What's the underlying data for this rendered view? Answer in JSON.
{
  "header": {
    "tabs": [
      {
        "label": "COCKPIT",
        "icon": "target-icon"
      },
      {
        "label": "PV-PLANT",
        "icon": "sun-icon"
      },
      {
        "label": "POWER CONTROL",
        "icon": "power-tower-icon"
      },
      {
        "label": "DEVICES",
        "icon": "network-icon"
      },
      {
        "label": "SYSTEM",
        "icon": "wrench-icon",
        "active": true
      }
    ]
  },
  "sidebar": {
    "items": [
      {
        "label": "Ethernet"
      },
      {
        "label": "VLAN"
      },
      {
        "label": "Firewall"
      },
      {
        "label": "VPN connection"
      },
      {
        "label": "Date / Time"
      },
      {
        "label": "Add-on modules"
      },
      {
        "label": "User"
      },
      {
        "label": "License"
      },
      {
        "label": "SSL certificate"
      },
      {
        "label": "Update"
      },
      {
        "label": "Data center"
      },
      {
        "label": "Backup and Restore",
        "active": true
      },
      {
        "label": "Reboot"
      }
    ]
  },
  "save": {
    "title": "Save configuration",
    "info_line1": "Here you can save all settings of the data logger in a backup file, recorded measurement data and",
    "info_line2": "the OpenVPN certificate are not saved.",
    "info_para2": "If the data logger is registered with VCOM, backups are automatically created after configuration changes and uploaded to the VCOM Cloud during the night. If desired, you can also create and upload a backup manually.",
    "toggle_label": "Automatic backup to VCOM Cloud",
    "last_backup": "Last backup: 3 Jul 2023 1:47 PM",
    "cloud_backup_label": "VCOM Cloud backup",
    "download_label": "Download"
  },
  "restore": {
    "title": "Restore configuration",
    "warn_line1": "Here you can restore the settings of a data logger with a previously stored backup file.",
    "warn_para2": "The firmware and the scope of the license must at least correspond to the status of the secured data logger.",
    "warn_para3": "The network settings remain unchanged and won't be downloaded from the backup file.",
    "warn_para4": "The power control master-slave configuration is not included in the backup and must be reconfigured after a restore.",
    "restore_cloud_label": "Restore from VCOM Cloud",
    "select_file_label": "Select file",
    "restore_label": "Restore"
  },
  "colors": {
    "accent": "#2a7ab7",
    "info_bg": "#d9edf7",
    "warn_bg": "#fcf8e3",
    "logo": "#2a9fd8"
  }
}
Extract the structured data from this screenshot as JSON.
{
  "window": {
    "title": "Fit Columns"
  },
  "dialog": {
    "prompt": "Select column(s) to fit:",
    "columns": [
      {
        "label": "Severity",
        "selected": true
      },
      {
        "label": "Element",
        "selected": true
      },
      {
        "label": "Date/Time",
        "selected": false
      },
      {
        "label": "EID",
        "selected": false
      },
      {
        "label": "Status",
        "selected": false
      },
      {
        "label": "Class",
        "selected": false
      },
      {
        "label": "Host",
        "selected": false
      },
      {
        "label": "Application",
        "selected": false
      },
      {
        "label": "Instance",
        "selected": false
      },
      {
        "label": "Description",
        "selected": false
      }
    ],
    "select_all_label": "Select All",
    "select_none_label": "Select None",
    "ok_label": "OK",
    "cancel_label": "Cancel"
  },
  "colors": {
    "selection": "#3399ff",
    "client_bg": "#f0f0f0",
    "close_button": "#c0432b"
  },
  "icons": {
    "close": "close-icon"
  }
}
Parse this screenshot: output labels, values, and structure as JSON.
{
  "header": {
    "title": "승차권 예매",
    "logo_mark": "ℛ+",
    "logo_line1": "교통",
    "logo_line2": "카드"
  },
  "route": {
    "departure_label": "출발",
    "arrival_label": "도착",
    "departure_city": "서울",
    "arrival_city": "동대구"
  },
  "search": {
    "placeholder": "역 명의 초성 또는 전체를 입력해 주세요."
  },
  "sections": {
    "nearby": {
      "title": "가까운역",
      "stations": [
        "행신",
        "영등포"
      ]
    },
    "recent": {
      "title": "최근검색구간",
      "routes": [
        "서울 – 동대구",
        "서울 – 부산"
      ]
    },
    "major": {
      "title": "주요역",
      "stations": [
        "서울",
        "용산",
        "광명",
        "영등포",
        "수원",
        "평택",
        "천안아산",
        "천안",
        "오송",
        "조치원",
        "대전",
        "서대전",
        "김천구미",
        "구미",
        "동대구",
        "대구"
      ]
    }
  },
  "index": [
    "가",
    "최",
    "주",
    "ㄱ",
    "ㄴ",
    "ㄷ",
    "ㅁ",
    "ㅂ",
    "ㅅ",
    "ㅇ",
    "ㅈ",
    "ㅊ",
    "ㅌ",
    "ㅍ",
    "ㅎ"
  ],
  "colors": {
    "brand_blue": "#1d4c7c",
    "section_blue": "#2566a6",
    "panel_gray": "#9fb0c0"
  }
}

━━━━━━

**What you have to do:** The records above should be returned exactly.

**Exercise output:**
What's the underlying data for this rendered view? Answer in JSON.
{
  "header": {
    "tabs": [
      {
        "label": "COCKPIT",
        "icon": "target-icon"
      },
      {
        "label": "PV-PLANT",
        "icon": "sun-icon"
      },
      {
        "label": "POWER CONTROL",
        "icon": "power-tower-icon"
      },
      {
        "label": "DEVICES",
        "icon": "network-icon"
      },
      {
        "label": "SYSTEM",
        "icon": "wrench-icon",
        "active": true
      }
    ]
  },
  "sidebar": {
    "items": [
      {
        "label": "Ethernet"
      },
      {
        "label": "VLAN"
      },
      {
        "label": "Firewall"
      },
      {
        "label": "VPN connection"
      },
      {
        "label": "Date / Time"
      },
      {
        "label": "Add-on modules"
      },
      {
        "label": "User"
      },
      {
        "label": "License"
      },
      {
        "label": "SSL certificate"
      },
      {
        "label": "Update"
      },
      {
        "label": "Data center"
      },
      {
        "label": "Backup and Restore",
        "active": true
      },
      {
        "label": "Reboot"
      }
    ]
  },
  "save": {
    "title": "Save configuration",
    "info_line1": "Here you can save all settings of the data logger in a backup file, recorded measurement data and",
    "info_line2": "the OpenVPN certificate are not saved.",
    "info_para2": "If the data logger is registered with VCOM, backups are automatically created after configuration changes and uploaded to the VCOM Cloud during the night. If desired, you can also create and upload a backup manually.",
    "toggle_label": "Automatic backup to VCOM Cloud",
    "last_backup": "Last backup: 3 Jul 2023 1:47 PM",
    "cloud_backup_label": "VCOM Cloud backup",
    "download_label": "Download"
  },
  "restore": {
    "title": "Restore configuration",
    "warn_line1": "Here you can restore the settings of a data logger with a previously stored backup file.",
    "warn_para2": "The firmware and the scope of the license must at least correspond to the status of the secured data logger.",
    "warn_para3": "The network settings remain unchanged and won't be downloaded from the backup file.",
    "warn_para4": "The power control master-slave configuration is not included in the backup and must be reconfigured after a restore.",
    "restore_cloud_label": "Restore from VCOM Cloud",
    "select_file_label": "Select file",
    "restore_label": "Restore"
  },
  "colors": {
    "accent": "#2a7ab7",
    "info_bg": "#d9edf7",
    "warn_bg": "#fcf8e3",
    "logo": "#2a9fd8"
  }
}
Extract the structured data from this screenshot as JSON.
{
  "window": {
    "title": "Fit Columns"
  },
  "dialog": {
    "prompt": "Select column(s) to fit:",
    "columns": [
      {
        "label": "Severity",
        "selected": true
      },
      {
        "label": "Element",
        "selected": true
      },
      {
        "label": "Date/Time",
        "selected": false
      },
      {
        "label": "EID",
        "selected": false
      },
      {
        "label": "Status",
        "selected": false
      },
      {
        "label": "Class",
        "selected": false
      },
      {
        "label": "Host",
        "selected": false
      },
      {
        "label": "Application",
        "selected": false
      },
      {
        "label": "Instance",
        "selected": false
      },
      {
        "label": "Description",
        "selected": false
      }
    ],
    "select_all_label": "Select All",
    "select_none_label": "Select None",
    "ok_label": "OK",
    "cancel_label": "Cancel"
  },
  "colors": {
    "selection": "#3399ff",
    "client_bg": "#f0f0f0",
    "close_button": "#c0432b"
  },
  "icons": {
    "close": "close-icon"
  }
}
Parse this screenshot: output labels, values, and structure as JSON.
{
  "header": {
    "title": "승차권 예매",
    "logo_mark": "ℛ+",
    "logo_line1": "교통",
    "logo_line2": "카드"
  },
  "route": {
    "departure_label": "출발",
    "arrival_label": "도착",
    "departure_city": "서울",
    "arrival_city": "동대구"
  },
  "search": {
    "placeholder": "역 명의 초성 또는 전체를 입력해 주세요."
  },
  "sections": {
    "nearby": {
      "title": "가까운역",
      "stations": [
        "행신",
        "영등포"
      ]
    },
    "recent": {
      "title": "최근검색구간",
      "routes": [
        "서울 – 동대구",
        "서울 – 부산"
      ]
    },
    "major": {
      "title": "주요역",
      "stations": [
        "서울",
        "용산",
        "광명",
        "영등포",
        "수원",
        "평택",
        "천안아산",
        "천안",
        "오송",
        "조치원",
        "대전",
        "서대전",
        "김천구미",
        "구미",
        "동대구",
        "대구"
      ]
    }
  },
  "index": [
    "가",
    "최",
    "주",
    "ㄱ",
    "ㄴ",
    "ㄷ",
    "ㅁ",
    "ㅂ",
    "ㅅ",
    "ㅇ",
    "ㅈ",
    "ㅊ",
    "ㅌ",
    "ㅍ",
    "ㅎ"
  ],
  "colors": {
    "brand_blue": "#1d4c7c",
    "section_blue": "#2566a6",
    "panel_gray": "#9fb0c0"
  }
}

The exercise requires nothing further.